▶ **Prompt 1**
In the passage on multimodal analgesia, list every medication type and delivery route that the text names as part of a multimodal analgesia combination.
▶ **Prompt 2**
Carry on the multimodal analgesia abstract, starting after its final sentence about the study objective.

▶ **Document passage**

════

L.A. Graham1,2, S.S. Illarmo1, M.C. Odden5,6, S.C. Mudumbai3,7,8, S.M. Wren2,4 1VA Palo Alto Healthcare Systems, Health Economics Resource Center, Palo Alto, CA, USA 2Stanford University, Stanford-Surgery Policy Improvement Research And Education Center (S-SPIRE), Department Of Surgery, Stanford, CA, USA 3VA Palo Alto Healthcare Systems, Center For Innovation To Implementation, Palo Alto, CA, USA 4VA Palo Alto Healthcare Systems, Department Of General Surgery, Palo Alto, CA, USA 5VA Palo Alto Healthcare Systems, Geriatric Research, Education, And Clinical Center (GRECC), Palo Alto, CA, USA 6Stanford University, Epidemiology And Population Health, Stanford, CA, USA 7VA Palo Alto Healthcare Systems, Anesthesiology, Perioperative, And Pain Medicine, Palo Alto, CA, USA 8Stanford University, Anesthesiology, Palo Alto, CA, USA
Introduction:
Multimodal analgesia (MMA) is a perioperative pain management strategy that utilizes multiple types of pain medications to target different pain pathways, leading to a reduction in postoperative pain and opioid use. It is recognized as an optimal approach for pain management and is increasingly used across the United States. MMA involves a combination of various types of medications and delivery routes, which include neuraxial anesthesia and peripheral nerve blockades, along with intravenous acetaminophen, non-steroidal anti-inflammatory drugs (NSAIDs), and N-methyl-D-aspartate (NMDA) receptor-blocking agents. Optimal medication combinations for MMA are still unknown. Our objective was to leverage a quasi-experimental study design to identify MMA combinations that result in the greatest reductions in postoperative opioid use.

════

▶ **Listed records**

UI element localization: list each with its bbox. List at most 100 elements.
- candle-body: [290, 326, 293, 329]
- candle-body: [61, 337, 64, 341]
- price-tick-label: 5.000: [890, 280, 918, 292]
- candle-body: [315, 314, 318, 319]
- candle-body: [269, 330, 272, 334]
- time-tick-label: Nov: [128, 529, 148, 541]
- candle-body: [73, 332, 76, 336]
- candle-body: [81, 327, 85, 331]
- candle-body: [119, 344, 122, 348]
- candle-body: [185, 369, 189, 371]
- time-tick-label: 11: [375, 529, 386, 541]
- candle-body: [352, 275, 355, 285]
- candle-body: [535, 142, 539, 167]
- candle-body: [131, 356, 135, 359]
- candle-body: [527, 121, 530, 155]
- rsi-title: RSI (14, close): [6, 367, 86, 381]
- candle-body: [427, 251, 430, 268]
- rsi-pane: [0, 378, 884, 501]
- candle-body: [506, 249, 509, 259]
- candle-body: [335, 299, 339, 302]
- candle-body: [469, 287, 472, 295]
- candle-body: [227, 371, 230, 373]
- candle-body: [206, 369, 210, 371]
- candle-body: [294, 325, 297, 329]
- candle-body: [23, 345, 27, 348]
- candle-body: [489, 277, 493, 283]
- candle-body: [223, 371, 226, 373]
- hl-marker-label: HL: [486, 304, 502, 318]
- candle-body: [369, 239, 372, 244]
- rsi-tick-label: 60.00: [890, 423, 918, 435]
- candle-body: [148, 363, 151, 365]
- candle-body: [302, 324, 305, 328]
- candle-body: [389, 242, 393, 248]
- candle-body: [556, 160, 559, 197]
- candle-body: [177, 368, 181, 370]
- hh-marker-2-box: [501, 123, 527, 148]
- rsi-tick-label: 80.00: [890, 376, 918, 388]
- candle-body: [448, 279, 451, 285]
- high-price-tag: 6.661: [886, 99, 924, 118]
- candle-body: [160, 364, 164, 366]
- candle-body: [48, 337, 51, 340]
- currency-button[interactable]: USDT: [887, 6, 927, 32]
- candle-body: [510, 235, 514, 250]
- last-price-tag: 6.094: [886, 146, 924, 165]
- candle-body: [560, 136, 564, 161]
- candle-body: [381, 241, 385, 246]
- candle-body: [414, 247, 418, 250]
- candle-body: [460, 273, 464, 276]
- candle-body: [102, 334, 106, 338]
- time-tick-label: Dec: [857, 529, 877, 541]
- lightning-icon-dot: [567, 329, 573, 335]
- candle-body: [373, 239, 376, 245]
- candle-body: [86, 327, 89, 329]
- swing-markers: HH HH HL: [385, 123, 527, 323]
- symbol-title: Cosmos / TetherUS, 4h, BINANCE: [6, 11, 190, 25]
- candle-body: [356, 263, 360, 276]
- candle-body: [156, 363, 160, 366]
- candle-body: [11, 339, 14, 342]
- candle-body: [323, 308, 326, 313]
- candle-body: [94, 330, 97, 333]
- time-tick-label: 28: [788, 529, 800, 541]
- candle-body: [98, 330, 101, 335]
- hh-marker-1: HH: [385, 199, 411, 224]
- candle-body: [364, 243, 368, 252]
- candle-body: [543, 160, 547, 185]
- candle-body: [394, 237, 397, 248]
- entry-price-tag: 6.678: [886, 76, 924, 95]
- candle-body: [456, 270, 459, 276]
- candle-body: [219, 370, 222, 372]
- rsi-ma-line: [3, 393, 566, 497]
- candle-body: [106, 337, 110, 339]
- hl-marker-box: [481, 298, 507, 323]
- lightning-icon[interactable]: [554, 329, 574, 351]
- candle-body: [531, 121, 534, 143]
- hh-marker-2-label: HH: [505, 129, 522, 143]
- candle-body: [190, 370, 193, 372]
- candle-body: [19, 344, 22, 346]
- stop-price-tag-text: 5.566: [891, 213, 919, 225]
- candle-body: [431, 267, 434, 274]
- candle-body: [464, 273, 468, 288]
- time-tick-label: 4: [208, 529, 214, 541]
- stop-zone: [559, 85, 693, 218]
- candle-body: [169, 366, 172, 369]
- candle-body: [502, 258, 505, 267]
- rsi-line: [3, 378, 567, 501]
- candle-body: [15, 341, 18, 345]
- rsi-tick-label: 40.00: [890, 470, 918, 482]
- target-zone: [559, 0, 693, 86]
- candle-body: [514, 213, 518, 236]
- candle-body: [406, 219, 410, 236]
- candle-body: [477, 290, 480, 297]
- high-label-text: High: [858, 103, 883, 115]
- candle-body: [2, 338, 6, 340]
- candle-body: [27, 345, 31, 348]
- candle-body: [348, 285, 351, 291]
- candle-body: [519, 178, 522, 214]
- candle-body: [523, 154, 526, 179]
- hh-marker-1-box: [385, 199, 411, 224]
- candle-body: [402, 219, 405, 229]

════

▶ **Expected answer 1**
- Neuraxial anesthesia
- Peripheral nerve blockades
- Intravenous acetaminophen
- Non-steroidal anti-inflammatory drugs (NSAIDs)
- N-methyl-D-aspartate (NMDA) receptor-blocking agents

▶ **Expected answer 2**
Methods:
Retrospective cohort study of inpatients who underwent an elective noncardiac surgical procedure with general anesthesia at six geographically similar hospitals between January 1, 2017 and December 31, 2022. The exposure, MMA, was defined as 2 or more nonopioid pain medications plus an opioid administered within 6 hours before surgery through the end of the operation. The outcome was opioid use in the 24 hours following surgery or post-anesthesia unit discharge. Opioids were standardized using oral morphine equivalents (OMEs). An instrumental variable (IV) analysis was conducted using the anesthesiologist as the instrument and interaction terms to estimate the joint effect of each potential two-medication combination.
Results:
8,836 procedures were included in the study (92.1% male, average 66.7 years of age), and 55.5% received MMA. MMA was more common in younger patients, females, and those with a lower comorbidity burden. Overall, 41.0% of patients received regional anesthesia, 39.1% received intravenous acetaminophen, 32.0% received more than 8 milligrams of dexamethasone, 28.1% received ketamine, and 10.3% received an NSAID. In IV analyses, NSAIDs resulted in the greatest significant reduction in postoperative opioid use [21.3 OMEs, 95% confidence interval (CI) 15.1, 27.5], followed by ketamine (5.1 OMEs, 95%CI 1.7, 8.6) and dexamethasone (4.6 OMEs, 95%CI 2.7, 6.6). After adjusting for other medications, intravenous acetaminophen was not associated with postoperative opioid use (p=0.52). Combinations of NSAIDs plus dexamethasone or regional anesthesia resulted in the greatest significant reductions in postoperative opioid use (mean reduction 29.5 OMEs, 95%CI 19.5, 36.9, and mean reduction 28.4 OMEs, 95%CI 16.8, 40.1, respectively).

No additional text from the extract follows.